> **THE REQUEST**
Leave out the pictures and copy everything else in the entries exactly.

— begin RECORDS PROVIDED —

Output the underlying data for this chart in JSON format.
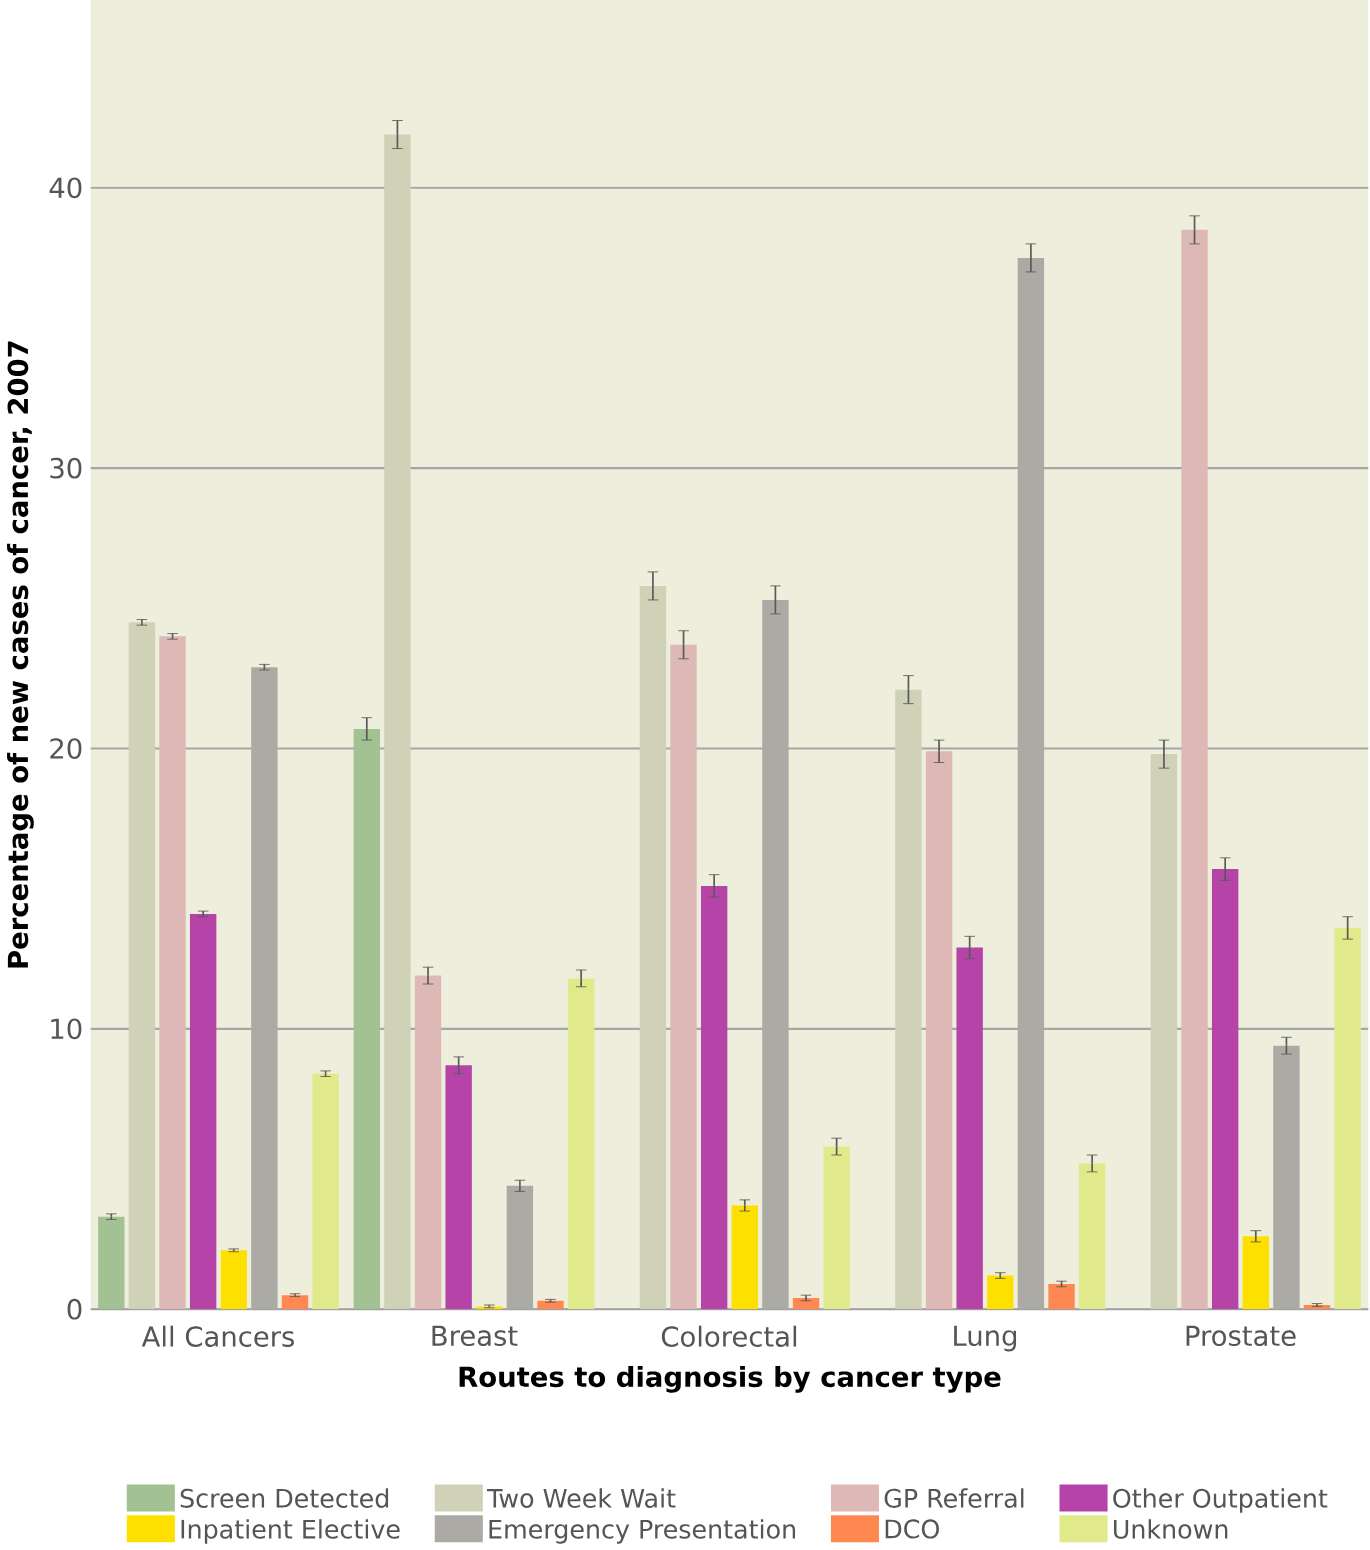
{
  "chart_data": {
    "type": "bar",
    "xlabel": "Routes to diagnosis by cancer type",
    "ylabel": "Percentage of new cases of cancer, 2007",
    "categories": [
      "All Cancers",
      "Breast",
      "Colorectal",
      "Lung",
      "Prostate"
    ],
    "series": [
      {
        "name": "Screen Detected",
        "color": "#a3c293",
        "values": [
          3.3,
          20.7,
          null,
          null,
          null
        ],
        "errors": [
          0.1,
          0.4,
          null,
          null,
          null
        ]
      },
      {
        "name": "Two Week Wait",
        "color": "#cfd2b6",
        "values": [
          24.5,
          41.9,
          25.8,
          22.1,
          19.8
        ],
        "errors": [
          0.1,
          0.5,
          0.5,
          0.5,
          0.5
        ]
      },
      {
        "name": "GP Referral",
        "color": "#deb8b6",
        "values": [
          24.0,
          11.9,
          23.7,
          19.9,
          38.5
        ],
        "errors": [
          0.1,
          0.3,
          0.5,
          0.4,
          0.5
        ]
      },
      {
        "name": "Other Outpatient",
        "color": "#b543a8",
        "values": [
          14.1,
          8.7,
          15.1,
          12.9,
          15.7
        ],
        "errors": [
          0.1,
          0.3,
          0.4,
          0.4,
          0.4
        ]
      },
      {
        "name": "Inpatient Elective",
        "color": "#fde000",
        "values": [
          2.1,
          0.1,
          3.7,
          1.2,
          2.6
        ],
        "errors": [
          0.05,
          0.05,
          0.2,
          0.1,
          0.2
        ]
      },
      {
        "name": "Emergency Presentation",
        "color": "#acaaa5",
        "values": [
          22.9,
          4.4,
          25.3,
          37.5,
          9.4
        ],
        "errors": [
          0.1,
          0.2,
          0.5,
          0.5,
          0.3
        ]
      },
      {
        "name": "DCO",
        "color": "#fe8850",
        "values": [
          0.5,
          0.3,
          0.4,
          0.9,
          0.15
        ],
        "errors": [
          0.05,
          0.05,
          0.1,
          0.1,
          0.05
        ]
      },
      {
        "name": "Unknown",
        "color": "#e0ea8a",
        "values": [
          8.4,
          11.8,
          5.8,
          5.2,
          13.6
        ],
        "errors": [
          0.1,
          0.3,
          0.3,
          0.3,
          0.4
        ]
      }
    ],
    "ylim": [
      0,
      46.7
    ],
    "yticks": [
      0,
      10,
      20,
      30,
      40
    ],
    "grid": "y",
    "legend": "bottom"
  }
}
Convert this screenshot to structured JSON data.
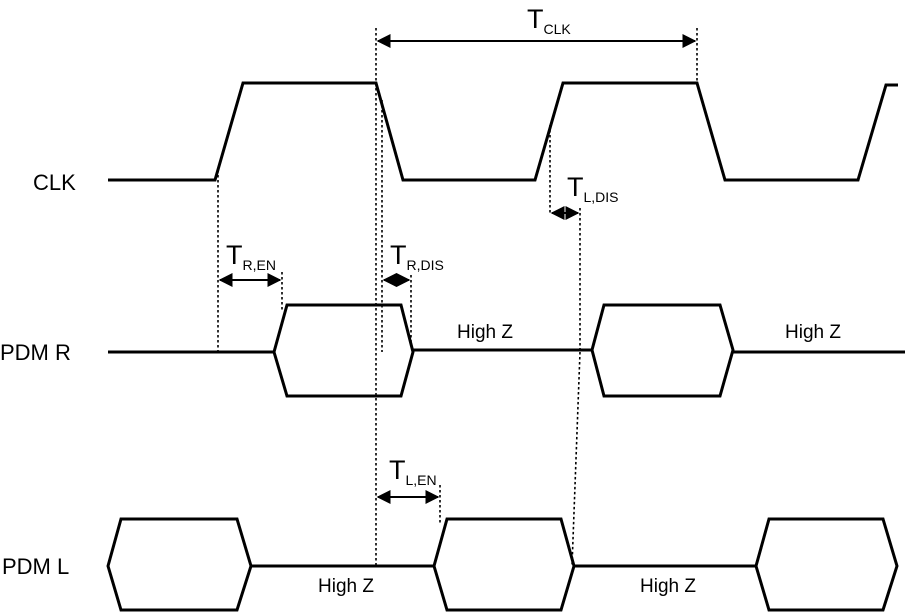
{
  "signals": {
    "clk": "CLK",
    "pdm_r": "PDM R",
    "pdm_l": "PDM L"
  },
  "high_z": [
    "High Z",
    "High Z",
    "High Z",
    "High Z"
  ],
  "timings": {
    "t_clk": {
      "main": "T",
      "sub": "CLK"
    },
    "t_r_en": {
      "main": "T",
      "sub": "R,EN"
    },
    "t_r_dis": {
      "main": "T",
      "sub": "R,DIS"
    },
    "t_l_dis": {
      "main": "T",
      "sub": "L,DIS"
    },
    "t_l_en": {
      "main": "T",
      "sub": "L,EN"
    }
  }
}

— end RECORDS PROVIDED —

> **SOLUTION BELOW**
Output the underlying data for this chart in JSON format.
{
  "chart_data": {
    "type": "bar",
    "xlabel": "Routes to diagnosis by cancer type",
    "ylabel": "Percentage of new cases of cancer, 2007",
    "categories": [
      "All Cancers",
      "Breast",
      "Colorectal",
      "Lung",
      "Prostate"
    ],
    "series": [
      {
        "name": "Screen Detected",
        "color": "#a3c293",
        "values": [
          3.3,
          20.7,
          null,
          null,
          null
        ],
        "errors": [
          0.1,
          0.4,
          null,
          null,
          null
        ]
      },
      {
        "name": "Two Week Wait",
        "color": "#cfd2b6",
        "values": [
          24.5,
          41.9,
          25.8,
          22.1,
          19.8
        ],
        "errors": [
          0.1,
          0.5,
          0.5,
          0.5,
          0.5
        ]
      },
      {
        "name": "GP Referral",
        "color": "#deb8b6",
        "values": [
          24.0,
          11.9,
          23.7,
          19.9,
          38.5
        ],
        "errors": [
          0.1,
          0.3,
          0.5,
          0.4,
          0.5
        ]
      },
      {
        "name": "Other Outpatient",
        "color": "#b543a8",
        "values": [
          14.1,
          8.7,
          15.1,
          12.9,
          15.7
        ],
        "errors": [
          0.1,
          0.3,
          0.4,
          0.4,
          0.4
        ]
      },
      {
        "name": "Inpatient Elective",
        "color": "#fde000",
        "values": [
          2.1,
          0.1,
          3.7,
          1.2,
          2.6
        ],
        "errors": [
          0.05,
          0.05,
          0.2,
          0.1,
          0.2
        ]
      },
      {
        "name": "Emergency Presentation",
        "color": "#acaaa5",
        "values": [
          22.9,
          4.4,
          25.3,
          37.5,
          9.4
        ],
        "errors": [
          0.1,
          0.2,
          0.5,
          0.5,
          0.3
        ]
      },
      {
        "name": "DCO",
        "color": "#fe8850",
        "values": [
          0.5,
          0.3,
          0.4,
          0.9,
          0.15
        ],
        "errors": [
          0.05,
          0.05,
          0.1,
          0.1,
          0.05
        ]
      },
      {
        "name": "Unknown",
        "color": "#e0ea8a",
        "values": [
          8.4,
          11.8,
          5.8,
          5.2,
          13.6
        ],
        "errors": [
          0.1,
          0.3,
          0.3,
          0.3,
          0.4
        ]
      }
    ],
    "ylim": [
      0,
      46.7
    ],
    "yticks": [
      0,
      10,
      20,
      30,
      40
    ],
    "grid": "y",
    "legend": "bottom"
  }
}
Convert this screenshot to structured JSON data.
{
  "signals": {
    "clk": "CLK",
    "pdm_r": "PDM R",
    "pdm_l": "PDM L"
  },
  "high_z": [
    "High Z",
    "High Z",
    "High Z",
    "High Z"
  ],
  "timings": {
    "t_clk": {
      "main": "T",
      "sub": "CLK"
    },
    "t_r_en": {
      "main": "T",
      "sub": "R,EN"
    },
    "t_r_dis": {
      "main": "T",
      "sub": "R,DIS"
    },
    "t_l_dis": {
      "main": "T",
      "sub": "L,DIS"
    },
    "t_l_en": {
      "main": "T",
      "sub": "L,EN"
    }
  }
}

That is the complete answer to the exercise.